*Problem to work on:* Each line of the material must be repeated precisely, with the pictures left out.

*Information supplied:*
'''

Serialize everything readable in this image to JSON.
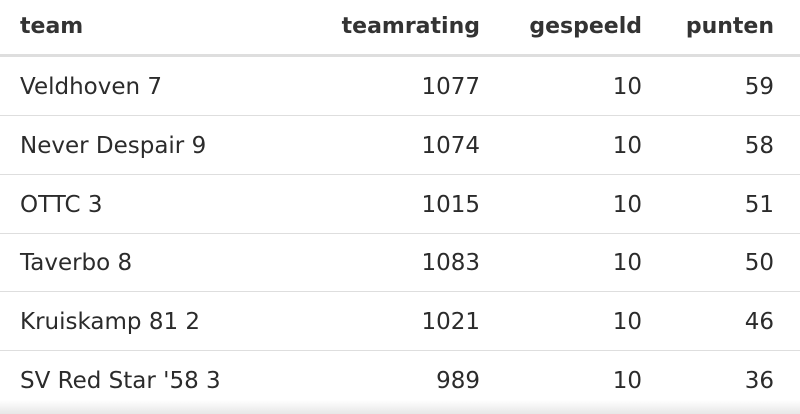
{
  "table": {
    "header": [
      "team",
      "teamrating",
      "gespeeld",
      "punten"
    ],
    "rows": [
      [
        "Veldhoven 7",
        1077,
        10,
        59
      ],
      [
        "Never Despair 9",
        1074,
        10,
        58
      ],
      [
        "OTTC 3",
        1015,
        10,
        51
      ],
      [
        "Taverbo 8",
        1083,
        10,
        50
      ],
      [
        "Kruiskamp 81 2",
        1021,
        10,
        46
      ],
      [
        "SV Red Star '58 3",
        989,
        10,
        36
      ]
    ]
  }
}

'''

*Solved problem:*
Serialize everything readable in this image to JSON.
{
  "table": {
    "header": [
      "team",
      "teamrating",
      "gespeeld",
      "punten"
    ],
    "rows": [
      [
        "Veldhoven 7",
        1077,
        10,
        59
      ],
      [
        "Never Despair 9",
        1074,
        10,
        58
      ],
      [
        "OTTC 3",
        1015,
        10,
        51
      ],
      [
        "Taverbo 8",
        1083,
        10,
        50
      ],
      [
        "Kruiskamp 81 2",
        1021,
        10,
        46
      ],
      [
        "SV Red Star '58 3",
        989,
        10,
        36
      ]
    ]
  }
}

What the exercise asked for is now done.